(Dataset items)
▼

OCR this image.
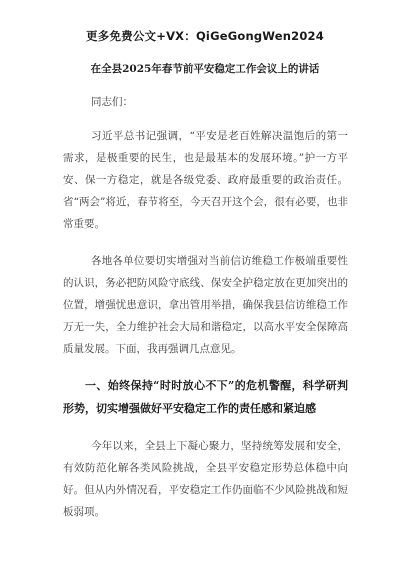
更多免费公文+VX：QiGeGongWen2024
在全县2025年春节前平安稳定工作会议上的讲话
同志们：
习近平总书记强调，“平安是老百姓解决温饱后的第一需求，是极重要的民生，也是最基本的发展环境。”护一方平安、保一方稳定，就是各级党委、政府最重要的政治责任。省“两会”将近，春节将至，今天召开这个会，很有必要，也非常重要。
各地各单位要切实增强对当前信访维稳工作极端重要性的认识，务必把防风险守底线、保安全护稳定放在更加突出的位置，增强忧患意识，拿出管用举措，确保我县信访维稳工作万无一失，全力维护社会大局和谐稳定，以高水平安全保障高质量发展。下面，我再强调几点意见。
一、始终保持“时时放心不下”的危机警醒，科学研判形势，切实增强做好平安稳定工作的责任感和紧迫感
今年以来，全县上下凝心聚力，坚持统筹发展和安全，有效防范化解各类风险挑战，全县平安稳定形势总体稳中向好。但从内外情况看，平安稳定工作仍面临不少风险挑战和短板弱项。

▲

### Problem
Omit the pictures. Output every record above word for word.

### Exercise result
OCR this image.
更多免费公文+VX：QiGeGongWen2024
在全县2025年春节前平安稳定工作会议上的讲话
同志们：
习近平总书记强调，“平安是老百姓解决温饱后的第一需求，是极重要的民生，也是最基本的发展环境。”护一方平安、保一方稳定，就是各级党委、政府最重要的政治责任。省“两会”将近，春节将至，今天召开这个会，很有必要，也非常重要。
各地各单位要切实增强对当前信访维稳工作极端重要性的认识，务必把防风险守底线、保安全护稳定放在更加突出的位置，增强忧患意识，拿出管用举措，确保我县信访维稳工作万无一失，全力维护社会大局和谐稳定，以高水平安全保障高质量发展。下面，我再强调几点意见。
一、始终保持“时时放心不下”的危机警醒，科学研判形势，切实增强做好平安稳定工作的责任感和紧迫感
今年以来，全县上下凝心聚力，坚持统筹发展和安全，有效防范化解各类风险挑战，全县平安稳定形势总体稳中向好。但从内外情况看，平安稳定工作仍面临不少风险挑战和短板弱项。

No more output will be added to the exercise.